## Begin

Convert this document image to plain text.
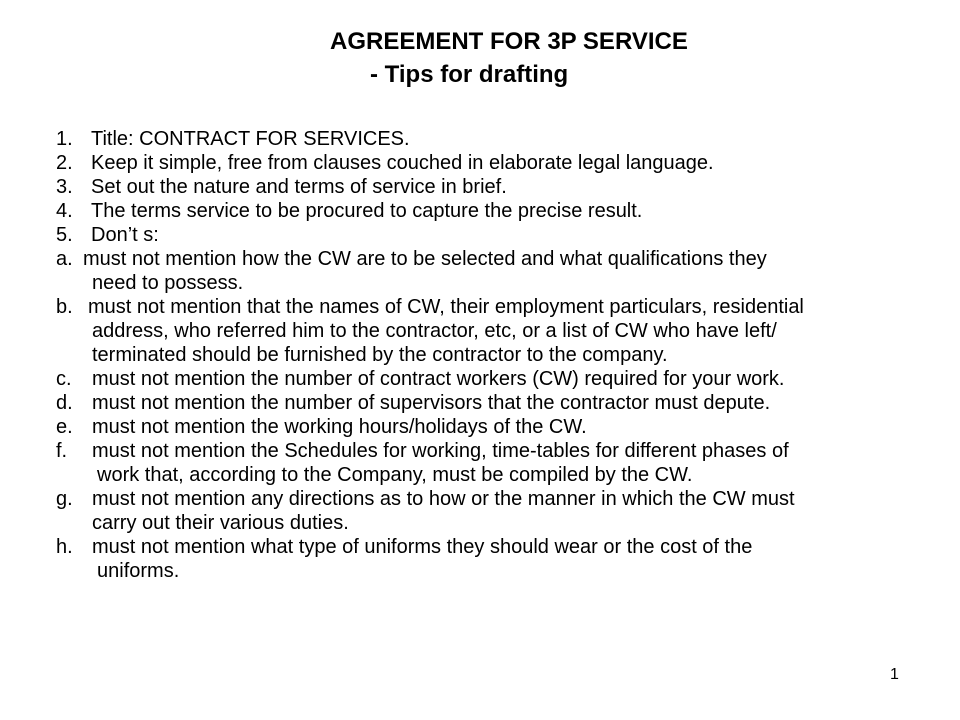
AGREEMENT FOR 3P SERVICE
- Tips for drafting
1. Title: CONTRACT FOR SERVICES.
2. Keep it simple, free from clauses couched in elaborate legal language.
3. Set out the nature and terms of service in brief.
4. The terms service to be procured to capture the precise result.
5. Don’t s:
a. must not mention how the CW are to be selected and what qualifications they
need to possess.
b. must not mention that the names of CW, their employment particulars, residential
address, who referred him to the contractor, etc, or a list of CW who have left/
terminated should be furnished by the contractor to the company.
c. must not mention the number of contract workers (CW) required for your work.
d. must not mention the number of supervisors that the contractor must depute.
e. must not mention the working hours/holidays of the CW.
f. must not mention the Schedules for working, time-tables for different phases of
work that, according to the Company, must be compiled by the CW.
g. must not mention any directions as to how or the manner in which the CW must
carry out their various duties.
h. must not mention what type of uniforms they should wear or the cost of the
uniforms.
1
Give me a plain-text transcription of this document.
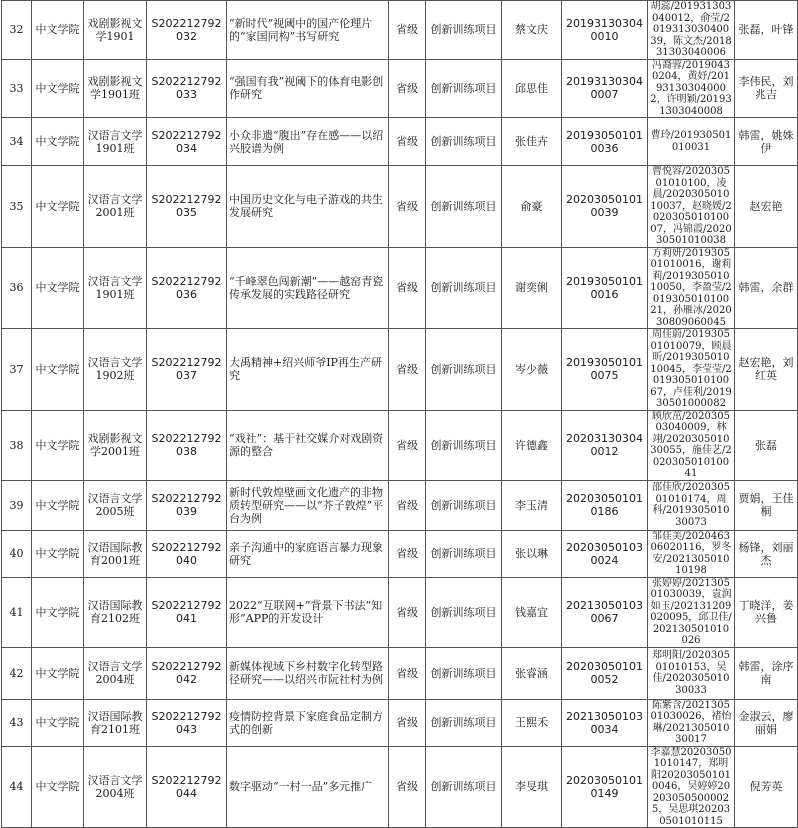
32	中文学院	戏剧影视文学1901	S202212792032	“新时代”视阈中的国产伦理片的“家国同构”书写研究	省级	创新训练项目	蔡文庆	201931303040010	胡蕊/201931303040012，俞莹/201931303040039，陈文杰/201831303040006	张磊，叶锋
33	中文学院	戏剧影视文学1901班	S202212792033	“强国有我”视阈下的体育电影创作研究	省级	创新训练项目	邱思佳	201931303040007	冯裔蓉/20190430204，黄妤/201931303040002，许明颖/201931303040008	李伟民，刘兆吉
34	中文学院	汉语言文学1901班	S202212792034	小众非遗“腹出”存在感——以绍兴胶谱为例	省级	创新训练项目	张佳卉	201930501010036	曹玲/201930501010031	韩雷，姚姝伊
35	中文学院	汉语言文学2001班	S202212792035	中国历史文化与电子游戏的共生发展研究	省级	创新训练项目	俞豪	202030501010039	曹悦容/202030501010100，凌晨/202030501010037，赵晓媛/202030501010007，冯锦霞/202030501010038	赵宏艳
36	中文学院	汉语言文学1901班	S202212792036	“千峰翠色闯新潮”——越窑青瓷传承发展的实践路径研究	省级	创新训练项目	谢奕俐	201930501010016	方莉妍/201930501010016，谢莉莉/201930501010050，李盈莹/201930501010021，孙雁冰/202030809060045	韩雷，余群
37	中文学院	汉语言文学1902班	S202212792037	大禹精神+绍兴师爷IP再生产研究	省级	创新训练项目	岑少薇	201930501010075	周佳蔚/201930501010079，顾晨昕/201930501010045，李莹莹/201930501010067，卢佳利/201930501000082	赵宏艳，刘红英
38	中文学院	戏剧影视文学2001班	S202212792038	“戏社”：基于社交媒介对戏剧资源的整合	省级	创新训练项目	许德鑫	202031303040012	顾欣茁/202030503040009，林翊/202030501030055，施佳艺/202030501010041	张磊
39	中文学院	汉语言文学2005班	S202212792039	新时代敦煌壁画文化遗产的非物质转型研究——以“芥子敦煌”平台为例	省级	创新训练项目	李玉清	202030501010186	邵佳欣/202030501010174，周科/201930501030073	贾娟，王佳桐
40	中文学院	汉语国际教育2001班	S202212792040	亲子沟通中的家庭语言暴力现象研究	省级	创新训练项目	张以琳	202030501030024	邹佳美/202046306020116，罗冬安/202130501010198	杨锋，刘丽杰
41	中文学院	汉语国际教育2102班	S202212792041	2022“互联网+”背景下书法“知形”APP的开发设计	省级	创新训练项目	钱嘉宜	202130501030067	张婷婷/202130501030039，袁润如玉/202131209020095，邱卫佳/202130501010026	丁晓洋，姜兴鲁
42	中文学院	汉语言文学2004班	S202212792042	新媒体视域下乡村数字化转型路径研究——以绍兴市阮社村为例	省级	创新训练项目	张睿涵	202030501010052	郑明阳/202030501010153，吴佳/202030501030033	韩雷，涂序南
43	中文学院	汉语国际教育2101班	S202212792043	疫情防控背景下家庭食品定制方式的创新	省级	创新训练项目	王熙禾	202130501030034	陈紫含/202130501030026，褚怡琳/202130501030017	金淑云，廖丽娟
44	中文学院	汉语言文学2004班	S202212792044	数字驱动“一村一品”多元推广	省级	创新训练项目	李旻琪	202030501010149	李嘉慧202030501010147，郑明阳202030501010046，吴婷婷202030505000025，吴思琪202030501010115	倪芳英
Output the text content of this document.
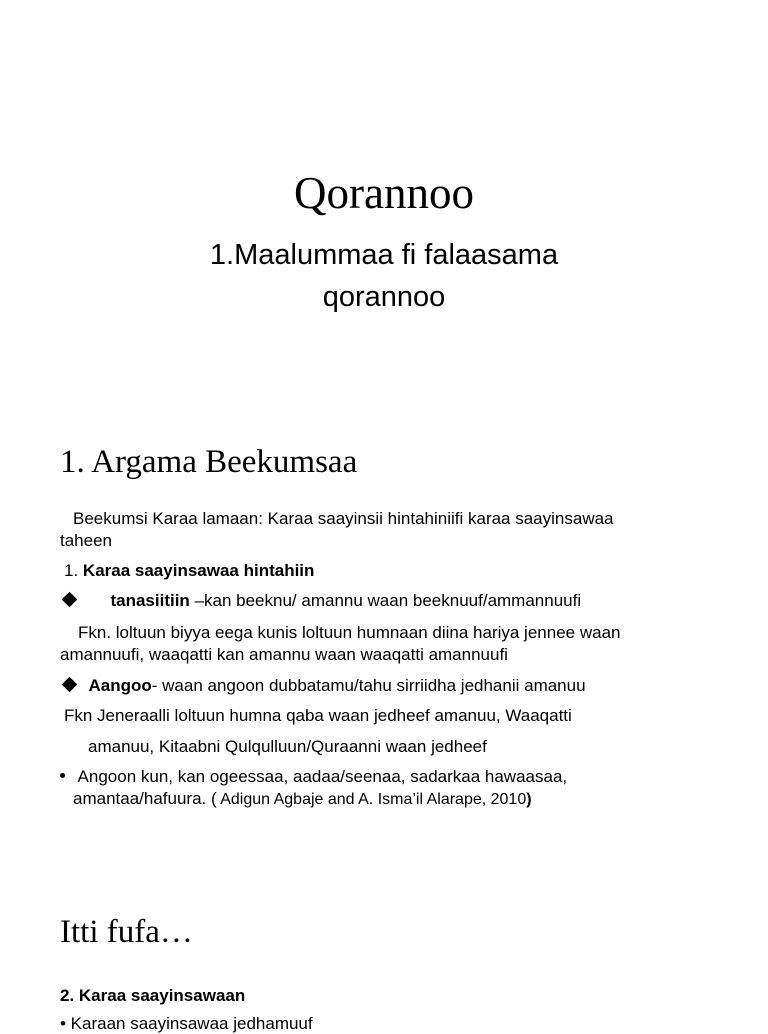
Qorannoo
1.Maalummaa fi falaasama
qorannoo
1. Argama Beekumsaa
Beekumsi Karaa lamaan: Karaa saayinsii hintahiniifi karaa saayinsawaa
taheen
1. Karaa saayinsawaa hintahiin
tanasiitiin –kan beeknu/ amannu waan beeknuuf/ammannuufi
Fkn. loltuun biyya eega kunis loltuun humnaan diina hariya jennee waan
amannuufi, waaqatti kan amannu waan waaqatti amannuufi
Aangoo- waan angoon dubbatamu/tahu sirriidha jedhanii amanuu
Fkn Jeneraalli loltuun humna qaba waan jedheef amanuu, Waaqatti
amanuu, Kitaabni Qulqulluun/Quraanni waan jedheef
Angoon kun, kan ogeessaa, aadaa/seenaa, sadarkaa hawaasaa,
amantaa/hafuura. ( Adigun Agbaje and A. Isma’il Alarape, 2010)
Itti fufa…
2. Karaa saayinsawaan
• Karaan saayinsawaa jedhamuuf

## End

Filter the listing above by the word "working"; copy each line that passes.

e. must not mention the working hours/holidays of the CW.
f. must not mention the Schedules for working, time-tables for different phases of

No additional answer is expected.